Restate the whole of the material. Keep every word, and drop the pictures.
::: RECORDS FOR THIS TASK :::
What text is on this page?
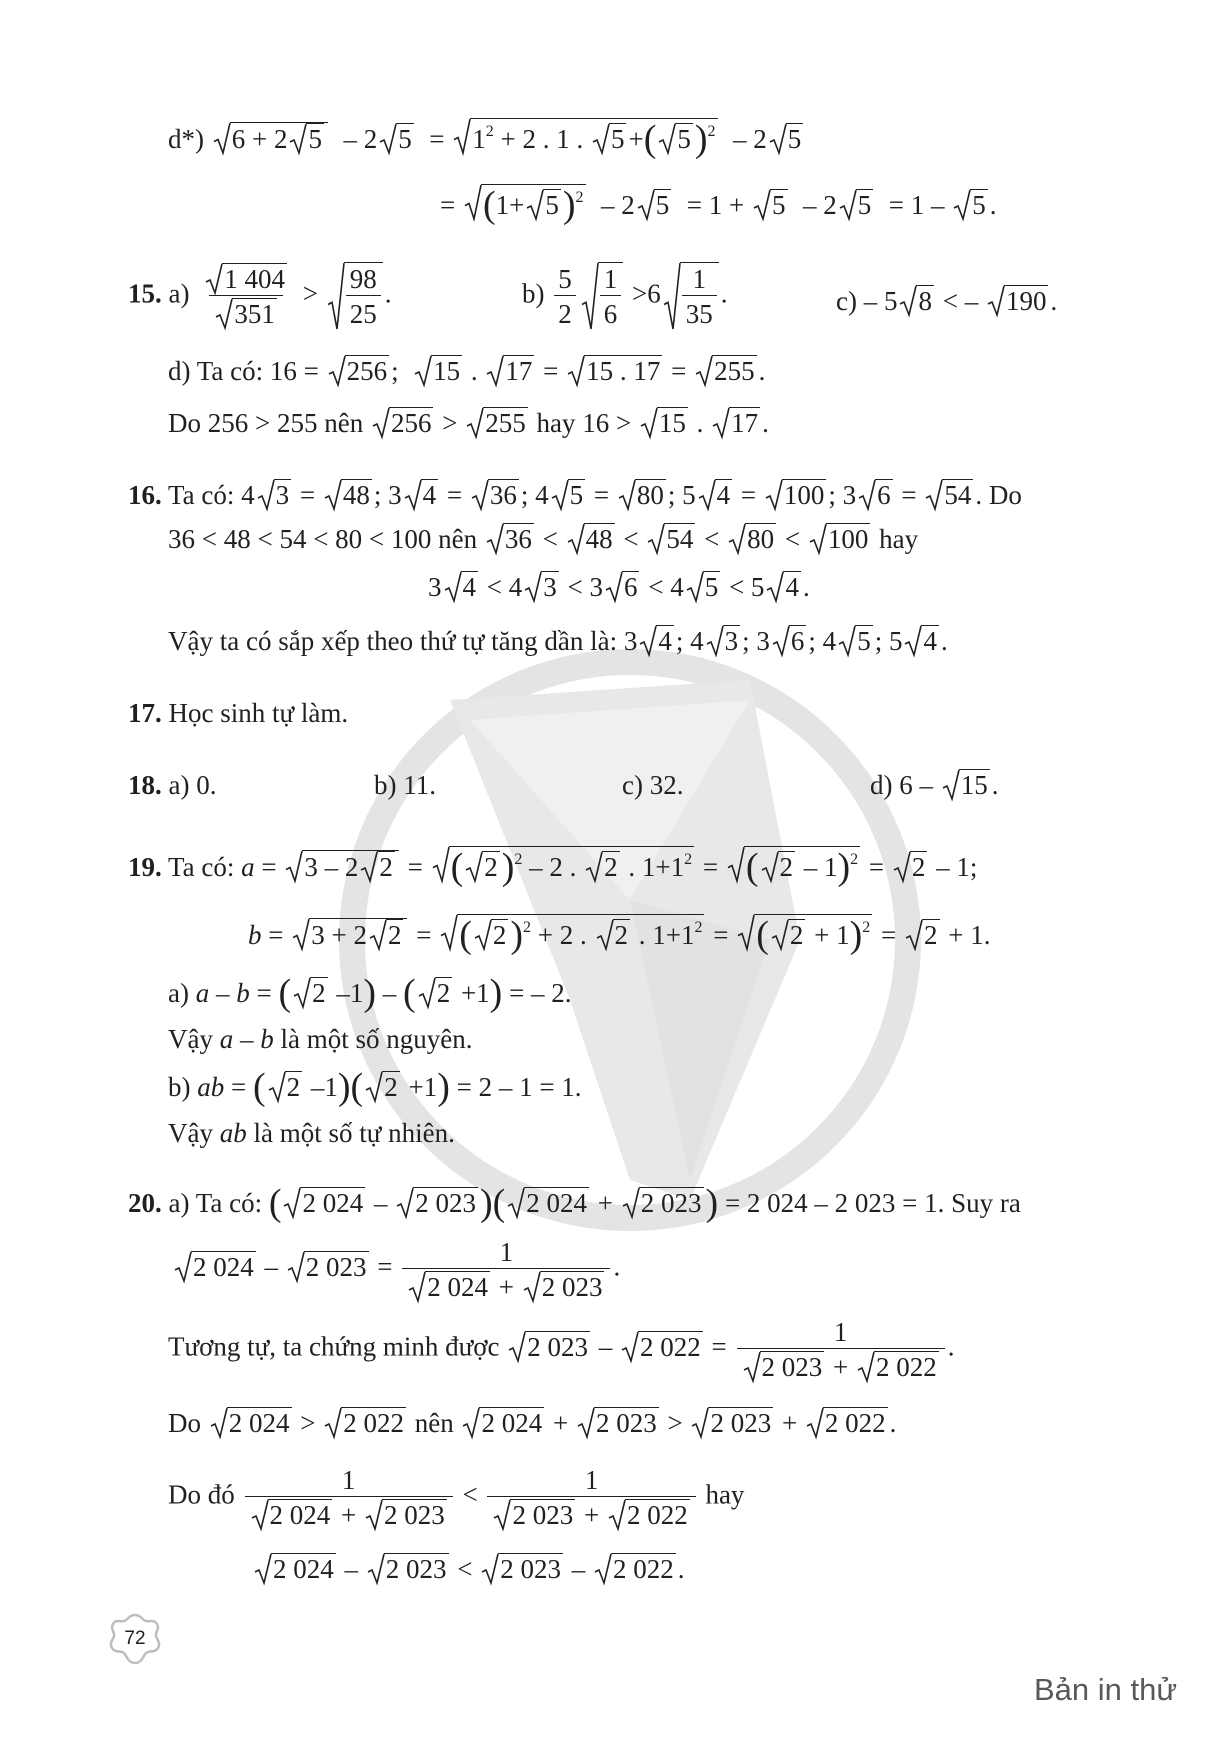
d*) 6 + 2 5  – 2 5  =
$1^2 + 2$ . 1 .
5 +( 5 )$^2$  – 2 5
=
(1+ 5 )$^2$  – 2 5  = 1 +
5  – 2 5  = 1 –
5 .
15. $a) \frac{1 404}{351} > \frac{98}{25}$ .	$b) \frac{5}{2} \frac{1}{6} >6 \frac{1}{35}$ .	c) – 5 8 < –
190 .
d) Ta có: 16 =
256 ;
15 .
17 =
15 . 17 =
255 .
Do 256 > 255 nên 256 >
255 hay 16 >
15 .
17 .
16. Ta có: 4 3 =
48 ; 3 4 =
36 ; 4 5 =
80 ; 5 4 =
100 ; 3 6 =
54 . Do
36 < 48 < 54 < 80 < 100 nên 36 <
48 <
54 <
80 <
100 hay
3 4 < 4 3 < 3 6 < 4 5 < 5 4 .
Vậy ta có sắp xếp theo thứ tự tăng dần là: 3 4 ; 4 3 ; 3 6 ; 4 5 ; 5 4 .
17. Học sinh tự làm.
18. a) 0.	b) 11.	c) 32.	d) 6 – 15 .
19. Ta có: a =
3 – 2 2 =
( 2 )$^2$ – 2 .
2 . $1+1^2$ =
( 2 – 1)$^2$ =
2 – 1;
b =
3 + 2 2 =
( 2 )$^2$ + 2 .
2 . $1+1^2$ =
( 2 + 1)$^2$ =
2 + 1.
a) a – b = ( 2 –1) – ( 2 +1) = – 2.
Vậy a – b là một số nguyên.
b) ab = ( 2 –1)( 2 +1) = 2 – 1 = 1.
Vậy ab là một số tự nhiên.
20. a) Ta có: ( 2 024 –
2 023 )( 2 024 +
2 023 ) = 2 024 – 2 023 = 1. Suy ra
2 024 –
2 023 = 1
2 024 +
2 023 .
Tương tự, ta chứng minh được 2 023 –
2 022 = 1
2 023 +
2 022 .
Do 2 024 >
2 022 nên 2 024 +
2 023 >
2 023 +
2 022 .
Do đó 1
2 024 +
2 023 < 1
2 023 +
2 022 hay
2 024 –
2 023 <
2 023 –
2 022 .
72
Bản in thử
:::
THE REPLY »
What text is on this page?
d*) 6 + 2 5  – 2 5  =
$1^2 + 2$ . 1 .
5 +( 5 )$^2$  – 2 5
=
(1+ 5 )$^2$  – 2 5  = 1 +
5  – 2 5  = 1 –
5 .
15. $a) \frac{1 404}{351} > \frac{98}{25}$ .	$b) \frac{5}{2} \frac{1}{6} >6 \frac{1}{35}$ .	c) – 5 8 < –
190 .
d) Ta có: 16 =
256 ;
15 .
17 =
15 . 17 =
255 .
Do 256 > 255 nên 256 >
255 hay 16 >
15 .
17 .
16. Ta có: 4 3 =
48 ; 3 4 =
36 ; 4 5 =
80 ; 5 4 =
100 ; 3 6 =
54 . Do
36 < 48 < 54 < 80 < 100 nên 36 <
48 <
54 <
80 <
100 hay
3 4 < 4 3 < 3 6 < 4 5 < 5 4 .
Vậy ta có sắp xếp theo thứ tự tăng dần là: 3 4 ; 4 3 ; 3 6 ; 4 5 ; 5 4 .
17. Học sinh tự làm.
18. a) 0.	b) 11.	c) 32.	d) 6 – 15 .
19. Ta có: a =
3 – 2 2 =
( 2 )$^2$ – 2 .
2 . $1+1^2$ =
( 2 – 1)$^2$ =
2 – 1;
b =
3 + 2 2 =
( 2 )$^2$ + 2 .
2 . $1+1^2$ =
( 2 + 1)$^2$ =
2 + 1.
a) a – b = ( 2 –1) – ( 2 +1) = – 2.
Vậy a – b là một số nguyên.
b) ab = ( 2 –1)( 2 +1) = 2 – 1 = 1.
Vậy ab là một số tự nhiên.
20. a) Ta có: ( 2 024 –
2 023 )( 2 024 +
2 023 ) = 2 024 – 2 023 = 1. Suy ra
2 024 –
2 023 = 1
2 024 +
2 023 .
Tương tự, ta chứng minh được 2 023 –
2 022 = 1
2 023 +
2 022 .
Do 2 024 >
2 022 nên 2 024 +
2 023 >
2 023 +
2 022 .
Do đó 1
2 024 +
2 023 < 1
2 023 +
2 022 hay
2 024 –
2 023 <
2 023 –
2 022 .
72
Bản in thử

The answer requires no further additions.